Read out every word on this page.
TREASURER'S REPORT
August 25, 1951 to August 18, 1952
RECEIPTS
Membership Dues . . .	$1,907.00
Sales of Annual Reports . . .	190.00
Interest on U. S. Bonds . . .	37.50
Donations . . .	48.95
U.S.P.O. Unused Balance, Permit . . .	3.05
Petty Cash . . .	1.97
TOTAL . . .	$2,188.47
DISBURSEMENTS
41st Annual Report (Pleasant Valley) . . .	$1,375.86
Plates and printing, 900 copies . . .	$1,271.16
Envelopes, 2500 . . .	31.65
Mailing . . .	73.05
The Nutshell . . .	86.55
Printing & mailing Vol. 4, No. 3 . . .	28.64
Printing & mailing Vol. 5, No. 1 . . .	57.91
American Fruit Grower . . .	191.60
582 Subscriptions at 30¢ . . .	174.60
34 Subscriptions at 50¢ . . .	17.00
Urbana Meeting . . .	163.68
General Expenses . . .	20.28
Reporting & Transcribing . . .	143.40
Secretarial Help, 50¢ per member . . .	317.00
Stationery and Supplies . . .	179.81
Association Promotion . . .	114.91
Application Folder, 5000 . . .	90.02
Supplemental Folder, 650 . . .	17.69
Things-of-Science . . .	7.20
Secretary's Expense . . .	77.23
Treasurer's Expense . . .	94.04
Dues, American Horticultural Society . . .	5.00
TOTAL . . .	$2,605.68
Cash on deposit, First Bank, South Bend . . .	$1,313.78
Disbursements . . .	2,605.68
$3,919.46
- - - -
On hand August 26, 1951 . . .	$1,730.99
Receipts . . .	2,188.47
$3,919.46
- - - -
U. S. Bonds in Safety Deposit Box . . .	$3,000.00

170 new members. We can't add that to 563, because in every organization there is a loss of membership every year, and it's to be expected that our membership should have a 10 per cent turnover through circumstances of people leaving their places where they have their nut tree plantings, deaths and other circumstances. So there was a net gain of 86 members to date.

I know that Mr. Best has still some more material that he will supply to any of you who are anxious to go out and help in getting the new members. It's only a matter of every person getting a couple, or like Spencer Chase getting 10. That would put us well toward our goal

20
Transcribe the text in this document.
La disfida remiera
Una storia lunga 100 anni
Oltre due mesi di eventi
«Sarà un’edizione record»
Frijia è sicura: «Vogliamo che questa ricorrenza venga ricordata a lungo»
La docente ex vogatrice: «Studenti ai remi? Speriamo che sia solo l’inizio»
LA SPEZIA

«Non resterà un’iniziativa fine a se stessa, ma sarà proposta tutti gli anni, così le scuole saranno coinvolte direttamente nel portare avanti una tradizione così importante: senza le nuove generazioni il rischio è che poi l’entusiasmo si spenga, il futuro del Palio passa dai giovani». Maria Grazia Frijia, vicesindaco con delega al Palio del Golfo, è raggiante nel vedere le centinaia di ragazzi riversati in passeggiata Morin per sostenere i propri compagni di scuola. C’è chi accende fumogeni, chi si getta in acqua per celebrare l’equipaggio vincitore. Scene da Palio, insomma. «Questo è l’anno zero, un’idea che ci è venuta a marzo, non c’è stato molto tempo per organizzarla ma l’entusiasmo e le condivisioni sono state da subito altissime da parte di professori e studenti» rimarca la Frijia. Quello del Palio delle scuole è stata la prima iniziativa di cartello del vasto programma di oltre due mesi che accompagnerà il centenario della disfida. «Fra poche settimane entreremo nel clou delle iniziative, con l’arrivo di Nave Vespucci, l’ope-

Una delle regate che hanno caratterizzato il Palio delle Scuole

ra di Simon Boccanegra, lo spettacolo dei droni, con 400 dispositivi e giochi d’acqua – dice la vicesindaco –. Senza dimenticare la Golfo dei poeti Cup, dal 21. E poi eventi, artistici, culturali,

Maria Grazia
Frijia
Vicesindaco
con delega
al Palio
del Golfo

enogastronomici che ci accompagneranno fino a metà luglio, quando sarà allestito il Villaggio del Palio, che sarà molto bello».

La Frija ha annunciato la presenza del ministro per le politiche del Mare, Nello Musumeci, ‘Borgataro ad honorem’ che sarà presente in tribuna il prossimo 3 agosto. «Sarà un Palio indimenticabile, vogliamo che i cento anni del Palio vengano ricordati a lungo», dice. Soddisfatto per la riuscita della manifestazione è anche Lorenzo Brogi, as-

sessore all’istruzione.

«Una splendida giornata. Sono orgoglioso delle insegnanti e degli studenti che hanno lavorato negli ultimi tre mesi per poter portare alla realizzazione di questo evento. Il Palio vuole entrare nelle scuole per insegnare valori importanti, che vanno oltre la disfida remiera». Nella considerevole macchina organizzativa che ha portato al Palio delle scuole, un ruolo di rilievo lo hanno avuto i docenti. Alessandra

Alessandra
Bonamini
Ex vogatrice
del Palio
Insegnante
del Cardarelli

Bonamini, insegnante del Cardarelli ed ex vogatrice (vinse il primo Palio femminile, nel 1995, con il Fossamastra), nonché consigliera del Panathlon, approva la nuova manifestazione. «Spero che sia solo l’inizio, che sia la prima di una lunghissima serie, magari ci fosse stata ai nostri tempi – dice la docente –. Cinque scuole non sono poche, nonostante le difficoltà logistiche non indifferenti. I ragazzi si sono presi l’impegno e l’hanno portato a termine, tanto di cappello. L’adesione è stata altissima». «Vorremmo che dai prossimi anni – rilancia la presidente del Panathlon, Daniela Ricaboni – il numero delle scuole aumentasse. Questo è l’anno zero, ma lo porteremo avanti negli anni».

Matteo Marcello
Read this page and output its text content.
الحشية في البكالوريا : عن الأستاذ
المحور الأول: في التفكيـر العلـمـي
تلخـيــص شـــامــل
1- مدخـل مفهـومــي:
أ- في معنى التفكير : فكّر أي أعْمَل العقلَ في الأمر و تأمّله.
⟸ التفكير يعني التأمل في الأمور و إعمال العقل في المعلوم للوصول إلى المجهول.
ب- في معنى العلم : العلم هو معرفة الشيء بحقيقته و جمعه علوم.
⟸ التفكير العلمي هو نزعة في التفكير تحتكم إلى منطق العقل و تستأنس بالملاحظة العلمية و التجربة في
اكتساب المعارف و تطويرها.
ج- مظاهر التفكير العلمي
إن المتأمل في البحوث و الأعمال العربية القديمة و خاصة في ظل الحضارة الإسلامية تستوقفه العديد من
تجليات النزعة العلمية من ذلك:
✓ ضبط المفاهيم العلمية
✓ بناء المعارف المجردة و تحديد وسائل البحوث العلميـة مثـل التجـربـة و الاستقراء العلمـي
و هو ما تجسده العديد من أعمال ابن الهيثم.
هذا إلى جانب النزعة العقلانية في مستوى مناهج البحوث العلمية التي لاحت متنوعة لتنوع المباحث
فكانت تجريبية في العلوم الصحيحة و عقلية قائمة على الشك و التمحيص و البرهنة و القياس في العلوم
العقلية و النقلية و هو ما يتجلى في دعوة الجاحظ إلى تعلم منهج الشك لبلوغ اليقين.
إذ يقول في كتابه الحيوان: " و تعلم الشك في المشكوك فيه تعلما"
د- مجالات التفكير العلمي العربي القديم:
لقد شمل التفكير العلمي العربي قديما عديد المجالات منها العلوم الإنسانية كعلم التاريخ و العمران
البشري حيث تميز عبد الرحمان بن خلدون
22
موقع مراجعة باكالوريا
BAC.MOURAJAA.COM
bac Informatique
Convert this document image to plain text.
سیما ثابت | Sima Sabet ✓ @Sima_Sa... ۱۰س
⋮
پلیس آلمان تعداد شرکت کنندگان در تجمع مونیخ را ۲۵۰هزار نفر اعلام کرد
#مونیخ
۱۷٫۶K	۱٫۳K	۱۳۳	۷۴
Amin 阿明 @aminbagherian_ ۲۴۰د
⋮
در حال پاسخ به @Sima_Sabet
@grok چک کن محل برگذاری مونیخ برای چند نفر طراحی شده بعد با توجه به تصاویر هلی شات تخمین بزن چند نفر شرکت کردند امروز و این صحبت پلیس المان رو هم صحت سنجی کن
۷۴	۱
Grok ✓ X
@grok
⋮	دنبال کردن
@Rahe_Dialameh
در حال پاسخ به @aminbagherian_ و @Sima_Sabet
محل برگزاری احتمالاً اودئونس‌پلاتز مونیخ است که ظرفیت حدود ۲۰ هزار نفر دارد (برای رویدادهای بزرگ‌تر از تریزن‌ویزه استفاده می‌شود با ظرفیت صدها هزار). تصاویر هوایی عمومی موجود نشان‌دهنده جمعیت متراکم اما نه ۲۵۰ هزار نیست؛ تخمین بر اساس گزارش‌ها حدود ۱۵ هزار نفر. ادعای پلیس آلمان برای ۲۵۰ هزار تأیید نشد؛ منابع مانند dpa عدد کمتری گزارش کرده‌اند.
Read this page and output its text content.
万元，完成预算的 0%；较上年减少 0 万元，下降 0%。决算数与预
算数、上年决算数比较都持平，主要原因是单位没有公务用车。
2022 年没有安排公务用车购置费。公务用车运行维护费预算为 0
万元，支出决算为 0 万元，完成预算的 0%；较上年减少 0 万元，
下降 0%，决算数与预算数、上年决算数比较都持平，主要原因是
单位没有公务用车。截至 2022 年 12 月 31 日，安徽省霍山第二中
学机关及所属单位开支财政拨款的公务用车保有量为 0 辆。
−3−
◆ ◆ ◆
• **Given instruction**:
State the count of lines above containing the string "American", and add nothing to it.

• **Expected answer**:
2